From the material below, list every line containing "xlabel".

***

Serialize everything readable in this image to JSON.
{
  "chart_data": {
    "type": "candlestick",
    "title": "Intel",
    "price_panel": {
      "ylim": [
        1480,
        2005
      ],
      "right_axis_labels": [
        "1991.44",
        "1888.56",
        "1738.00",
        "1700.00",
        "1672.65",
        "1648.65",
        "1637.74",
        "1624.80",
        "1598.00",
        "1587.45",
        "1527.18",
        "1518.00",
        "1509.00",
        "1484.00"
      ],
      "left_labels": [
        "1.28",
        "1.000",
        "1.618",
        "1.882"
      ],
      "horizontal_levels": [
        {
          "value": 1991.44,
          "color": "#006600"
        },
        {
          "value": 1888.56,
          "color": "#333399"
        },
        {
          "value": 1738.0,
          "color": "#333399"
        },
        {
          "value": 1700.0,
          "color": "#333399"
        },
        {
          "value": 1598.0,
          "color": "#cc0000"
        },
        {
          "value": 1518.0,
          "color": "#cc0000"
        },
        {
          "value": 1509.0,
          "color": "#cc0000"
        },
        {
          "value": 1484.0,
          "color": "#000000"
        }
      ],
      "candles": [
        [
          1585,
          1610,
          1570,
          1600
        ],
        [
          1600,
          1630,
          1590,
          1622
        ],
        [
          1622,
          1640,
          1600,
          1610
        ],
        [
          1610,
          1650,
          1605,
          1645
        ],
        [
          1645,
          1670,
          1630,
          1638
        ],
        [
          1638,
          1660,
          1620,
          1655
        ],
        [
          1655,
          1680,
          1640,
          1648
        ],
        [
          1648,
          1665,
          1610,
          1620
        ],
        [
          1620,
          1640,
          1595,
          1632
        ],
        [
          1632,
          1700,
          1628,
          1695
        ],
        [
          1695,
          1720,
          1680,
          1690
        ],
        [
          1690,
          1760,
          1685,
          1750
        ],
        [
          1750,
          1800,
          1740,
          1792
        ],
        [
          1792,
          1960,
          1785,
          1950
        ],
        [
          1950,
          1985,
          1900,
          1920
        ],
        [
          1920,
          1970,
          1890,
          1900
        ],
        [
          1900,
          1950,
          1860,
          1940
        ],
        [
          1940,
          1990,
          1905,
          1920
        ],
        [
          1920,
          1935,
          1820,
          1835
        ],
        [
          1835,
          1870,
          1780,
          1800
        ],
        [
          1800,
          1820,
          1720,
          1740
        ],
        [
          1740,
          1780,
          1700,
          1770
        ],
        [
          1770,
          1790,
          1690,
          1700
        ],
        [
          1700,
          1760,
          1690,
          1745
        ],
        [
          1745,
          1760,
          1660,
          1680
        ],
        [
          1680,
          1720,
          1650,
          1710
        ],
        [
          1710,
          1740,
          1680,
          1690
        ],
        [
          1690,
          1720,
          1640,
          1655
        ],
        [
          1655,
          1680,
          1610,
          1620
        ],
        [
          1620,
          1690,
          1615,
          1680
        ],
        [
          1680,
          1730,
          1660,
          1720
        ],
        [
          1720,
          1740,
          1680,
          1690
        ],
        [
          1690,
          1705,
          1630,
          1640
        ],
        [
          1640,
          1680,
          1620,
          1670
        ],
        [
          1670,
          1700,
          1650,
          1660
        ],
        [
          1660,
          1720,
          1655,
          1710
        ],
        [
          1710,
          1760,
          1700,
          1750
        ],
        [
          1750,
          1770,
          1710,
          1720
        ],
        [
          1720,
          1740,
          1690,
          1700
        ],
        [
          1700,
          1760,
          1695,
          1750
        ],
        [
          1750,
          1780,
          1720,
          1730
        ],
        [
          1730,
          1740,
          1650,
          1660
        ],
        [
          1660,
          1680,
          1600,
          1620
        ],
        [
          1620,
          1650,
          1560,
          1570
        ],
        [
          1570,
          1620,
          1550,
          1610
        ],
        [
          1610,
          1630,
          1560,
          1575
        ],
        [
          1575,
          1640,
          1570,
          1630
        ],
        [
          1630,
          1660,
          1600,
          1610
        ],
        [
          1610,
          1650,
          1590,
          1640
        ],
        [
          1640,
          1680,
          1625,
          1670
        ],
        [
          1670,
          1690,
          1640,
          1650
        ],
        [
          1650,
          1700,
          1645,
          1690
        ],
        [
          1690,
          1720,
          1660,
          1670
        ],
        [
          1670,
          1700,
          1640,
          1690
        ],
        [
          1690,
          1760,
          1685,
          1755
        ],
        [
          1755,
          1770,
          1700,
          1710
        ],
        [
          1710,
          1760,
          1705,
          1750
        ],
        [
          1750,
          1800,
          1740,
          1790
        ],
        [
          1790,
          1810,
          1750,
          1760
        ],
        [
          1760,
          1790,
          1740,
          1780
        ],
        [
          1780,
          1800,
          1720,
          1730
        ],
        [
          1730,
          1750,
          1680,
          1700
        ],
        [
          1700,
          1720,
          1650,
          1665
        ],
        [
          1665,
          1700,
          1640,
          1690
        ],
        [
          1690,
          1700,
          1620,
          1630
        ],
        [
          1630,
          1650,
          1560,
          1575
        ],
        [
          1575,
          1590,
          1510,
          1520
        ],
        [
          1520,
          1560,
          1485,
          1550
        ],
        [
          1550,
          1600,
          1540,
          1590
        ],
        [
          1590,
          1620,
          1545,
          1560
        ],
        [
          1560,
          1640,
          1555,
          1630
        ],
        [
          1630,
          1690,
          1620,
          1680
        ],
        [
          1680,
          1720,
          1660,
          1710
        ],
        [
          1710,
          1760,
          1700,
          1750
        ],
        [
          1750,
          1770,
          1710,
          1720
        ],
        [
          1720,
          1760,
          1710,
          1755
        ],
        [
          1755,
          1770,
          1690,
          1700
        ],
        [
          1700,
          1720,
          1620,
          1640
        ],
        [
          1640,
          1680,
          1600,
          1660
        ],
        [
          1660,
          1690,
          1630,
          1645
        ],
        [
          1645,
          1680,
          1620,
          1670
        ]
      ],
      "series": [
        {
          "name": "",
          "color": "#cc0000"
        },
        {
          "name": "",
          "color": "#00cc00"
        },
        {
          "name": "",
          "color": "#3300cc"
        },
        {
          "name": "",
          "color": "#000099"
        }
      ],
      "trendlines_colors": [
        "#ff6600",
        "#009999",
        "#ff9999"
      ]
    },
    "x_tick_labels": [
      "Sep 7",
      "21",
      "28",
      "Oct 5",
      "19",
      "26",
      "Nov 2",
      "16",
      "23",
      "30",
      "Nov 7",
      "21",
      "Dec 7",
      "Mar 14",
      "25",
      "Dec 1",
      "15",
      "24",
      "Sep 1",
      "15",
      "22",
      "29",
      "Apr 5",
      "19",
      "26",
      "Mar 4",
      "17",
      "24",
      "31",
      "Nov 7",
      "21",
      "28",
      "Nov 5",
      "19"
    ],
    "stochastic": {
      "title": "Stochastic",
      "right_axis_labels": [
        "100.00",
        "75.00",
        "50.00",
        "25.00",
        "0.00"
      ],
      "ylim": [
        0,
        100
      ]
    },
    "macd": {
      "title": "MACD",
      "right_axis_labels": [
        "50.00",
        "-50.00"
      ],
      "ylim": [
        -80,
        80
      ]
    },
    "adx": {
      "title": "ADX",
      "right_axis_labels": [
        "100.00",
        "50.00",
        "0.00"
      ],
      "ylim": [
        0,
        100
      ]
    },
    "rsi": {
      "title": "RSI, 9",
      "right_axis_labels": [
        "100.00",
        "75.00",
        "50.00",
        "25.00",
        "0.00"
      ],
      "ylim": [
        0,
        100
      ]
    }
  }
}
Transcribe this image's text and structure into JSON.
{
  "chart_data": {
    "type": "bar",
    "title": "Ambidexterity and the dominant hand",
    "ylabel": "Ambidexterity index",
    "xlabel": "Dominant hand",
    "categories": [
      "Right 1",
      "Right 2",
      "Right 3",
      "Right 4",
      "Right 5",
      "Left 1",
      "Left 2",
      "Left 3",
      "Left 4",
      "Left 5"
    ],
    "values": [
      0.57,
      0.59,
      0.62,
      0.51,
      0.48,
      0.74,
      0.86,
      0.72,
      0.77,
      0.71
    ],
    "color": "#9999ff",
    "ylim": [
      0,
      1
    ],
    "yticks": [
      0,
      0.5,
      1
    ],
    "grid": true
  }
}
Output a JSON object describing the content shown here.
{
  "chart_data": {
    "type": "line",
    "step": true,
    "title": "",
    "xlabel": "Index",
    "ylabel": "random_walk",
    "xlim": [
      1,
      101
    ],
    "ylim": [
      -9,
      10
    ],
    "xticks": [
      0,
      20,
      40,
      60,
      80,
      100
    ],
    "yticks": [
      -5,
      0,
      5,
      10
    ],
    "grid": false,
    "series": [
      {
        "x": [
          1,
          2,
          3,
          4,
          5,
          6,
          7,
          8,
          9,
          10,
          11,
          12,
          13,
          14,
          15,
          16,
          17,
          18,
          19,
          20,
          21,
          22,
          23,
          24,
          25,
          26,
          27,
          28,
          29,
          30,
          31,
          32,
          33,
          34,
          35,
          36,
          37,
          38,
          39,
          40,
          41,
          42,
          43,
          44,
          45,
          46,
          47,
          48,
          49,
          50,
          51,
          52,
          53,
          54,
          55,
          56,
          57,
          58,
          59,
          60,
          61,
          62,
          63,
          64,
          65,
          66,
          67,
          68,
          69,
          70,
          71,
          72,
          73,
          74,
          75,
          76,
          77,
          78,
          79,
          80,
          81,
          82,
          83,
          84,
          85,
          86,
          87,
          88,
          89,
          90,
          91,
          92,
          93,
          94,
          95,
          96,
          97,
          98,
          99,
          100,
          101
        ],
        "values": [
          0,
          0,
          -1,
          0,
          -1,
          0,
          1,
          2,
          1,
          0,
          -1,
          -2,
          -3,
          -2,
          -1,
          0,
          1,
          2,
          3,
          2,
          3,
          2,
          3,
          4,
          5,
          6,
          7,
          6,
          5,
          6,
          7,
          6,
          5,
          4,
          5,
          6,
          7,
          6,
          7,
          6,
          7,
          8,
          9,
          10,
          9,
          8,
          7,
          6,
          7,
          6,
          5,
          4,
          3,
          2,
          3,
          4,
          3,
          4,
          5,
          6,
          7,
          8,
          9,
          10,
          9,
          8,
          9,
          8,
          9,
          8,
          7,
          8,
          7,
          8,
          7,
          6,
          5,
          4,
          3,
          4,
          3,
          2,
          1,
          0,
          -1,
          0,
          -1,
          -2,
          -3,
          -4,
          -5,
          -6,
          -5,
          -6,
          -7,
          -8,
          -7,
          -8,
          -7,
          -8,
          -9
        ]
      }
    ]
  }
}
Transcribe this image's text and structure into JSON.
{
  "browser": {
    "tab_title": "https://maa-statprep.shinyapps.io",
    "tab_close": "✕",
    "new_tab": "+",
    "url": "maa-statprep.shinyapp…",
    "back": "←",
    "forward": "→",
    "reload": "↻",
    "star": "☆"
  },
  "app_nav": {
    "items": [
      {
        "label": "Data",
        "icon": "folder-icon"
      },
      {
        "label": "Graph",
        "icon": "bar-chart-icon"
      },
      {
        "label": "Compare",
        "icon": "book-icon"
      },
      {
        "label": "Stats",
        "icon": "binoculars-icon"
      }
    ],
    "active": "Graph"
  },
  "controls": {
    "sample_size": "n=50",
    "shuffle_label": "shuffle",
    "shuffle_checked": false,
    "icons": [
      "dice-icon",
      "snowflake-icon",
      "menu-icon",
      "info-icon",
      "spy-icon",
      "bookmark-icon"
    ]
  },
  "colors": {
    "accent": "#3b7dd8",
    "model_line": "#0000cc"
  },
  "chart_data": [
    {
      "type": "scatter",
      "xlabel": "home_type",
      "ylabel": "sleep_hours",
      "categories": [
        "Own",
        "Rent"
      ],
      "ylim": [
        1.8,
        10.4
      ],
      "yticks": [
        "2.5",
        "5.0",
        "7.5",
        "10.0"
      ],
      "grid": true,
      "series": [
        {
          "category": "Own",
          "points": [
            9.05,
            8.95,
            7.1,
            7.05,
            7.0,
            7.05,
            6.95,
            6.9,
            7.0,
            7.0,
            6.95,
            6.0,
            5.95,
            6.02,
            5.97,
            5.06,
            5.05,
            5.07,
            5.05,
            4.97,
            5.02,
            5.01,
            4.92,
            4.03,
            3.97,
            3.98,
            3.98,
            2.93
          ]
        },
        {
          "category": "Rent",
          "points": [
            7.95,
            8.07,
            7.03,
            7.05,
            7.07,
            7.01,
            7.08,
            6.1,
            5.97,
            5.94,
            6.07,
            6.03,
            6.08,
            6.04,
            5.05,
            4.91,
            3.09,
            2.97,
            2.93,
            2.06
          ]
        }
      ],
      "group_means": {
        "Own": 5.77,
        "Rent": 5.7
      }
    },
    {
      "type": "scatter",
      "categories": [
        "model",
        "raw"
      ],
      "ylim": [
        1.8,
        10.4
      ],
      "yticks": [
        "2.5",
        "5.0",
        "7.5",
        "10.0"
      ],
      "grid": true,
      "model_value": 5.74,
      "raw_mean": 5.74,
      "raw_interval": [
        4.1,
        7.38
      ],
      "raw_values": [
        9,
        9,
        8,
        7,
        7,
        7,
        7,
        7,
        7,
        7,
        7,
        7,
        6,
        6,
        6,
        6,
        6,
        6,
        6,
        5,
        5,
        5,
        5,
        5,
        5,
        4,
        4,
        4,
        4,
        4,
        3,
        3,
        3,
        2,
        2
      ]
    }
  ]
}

***

- _Answer to the exercise_
    "xlabel": "Dominant hand",
    "xlabel": "Index",
      "xlabel": "home_type",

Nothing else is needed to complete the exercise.